BEGIN

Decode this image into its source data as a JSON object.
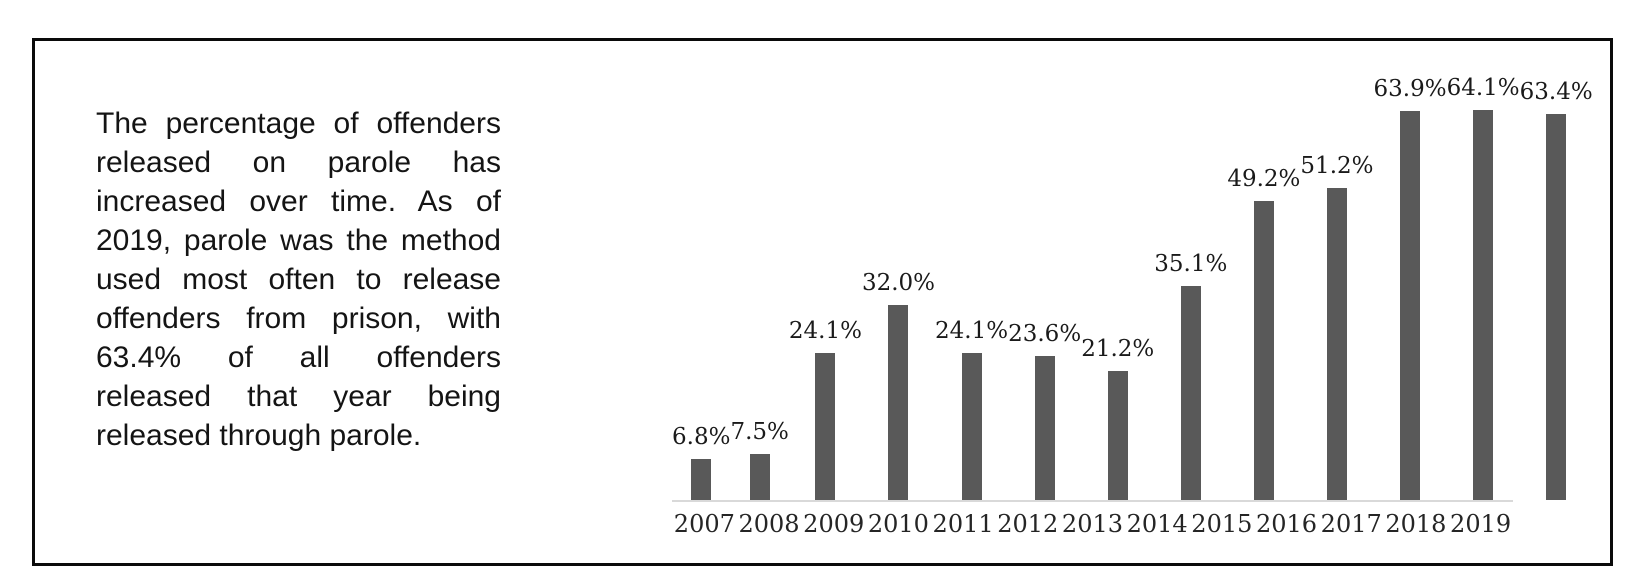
{
  "description": {
    "text": "The percentage of offenders released on parole has increased over time. As of 2019, parole was the method used most often to release offenders from prison, with 63.4% of all offenders released that year being released through parole."
  },
  "chart_data": {
    "type": "bar",
    "categories": [
      "2007",
      "2008",
      "2009",
      "2010",
      "2011",
      "2012",
      "2013",
      "2014",
      "2015",
      "2016",
      "2017",
      "2018",
      "2019"
    ],
    "values": [
      6.8,
      7.5,
      24.1,
      32.0,
      24.1,
      23.6,
      21.2,
      35.1,
      49.2,
      51.2,
      63.9,
      64.1,
      63.4
    ],
    "value_labels": [
      "6.8%",
      "7.5%",
      "24.1%",
      "32.0%",
      "24.1%",
      "23.6%",
      "21.2%",
      "35.1%",
      "49.2%",
      "51.2%",
      "63.9%",
      "64.1%",
      "63.4%"
    ],
    "title": "",
    "xlabel": "",
    "ylabel": "",
    "ylim": [
      0,
      70
    ],
    "grid": false,
    "legend": null,
    "data_labels_position": "above-bars",
    "colors": {
      "bar": "#595959",
      "axis_line": "#d9d9d9",
      "label_text": "#1a1a1a",
      "frame_border": "#0a0a0a",
      "background": "#ffffff"
    }
  }
}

END

**WHAT THIS TASK INVOLVES**
Repeat the listing above exactly, with no pictures.

**WORKED ANSWER**
Decode this image into its source data as a JSON object.
{
  "description": {
    "text": "The percentage of offenders released on parole has increased over time. As of 2019, parole was the method used most often to release offenders from prison, with 63.4% of all offenders released that year being released through parole."
  },
  "chart_data": {
    "type": "bar",
    "categories": [
      "2007",
      "2008",
      "2009",
      "2010",
      "2011",
      "2012",
      "2013",
      "2014",
      "2015",
      "2016",
      "2017",
      "2018",
      "2019"
    ],
    "values": [
      6.8,
      7.5,
      24.1,
      32.0,
      24.1,
      23.6,
      21.2,
      35.1,
      49.2,
      51.2,
      63.9,
      64.1,
      63.4
    ],
    "value_labels": [
      "6.8%",
      "7.5%",
      "24.1%",
      "32.0%",
      "24.1%",
      "23.6%",
      "21.2%",
      "35.1%",
      "49.2%",
      "51.2%",
      "63.9%",
      "64.1%",
      "63.4%"
    ],
    "title": "",
    "xlabel": "",
    "ylabel": "",
    "ylim": [
      0,
      70
    ],
    "grid": false,
    "legend": null,
    "data_labels_position": "above-bars",
    "colors": {
      "bar": "#595959",
      "axis_line": "#d9d9d9",
      "label_text": "#1a1a1a",
      "frame_border": "#0a0a0a",
      "background": "#ffffff"
    }
  }
}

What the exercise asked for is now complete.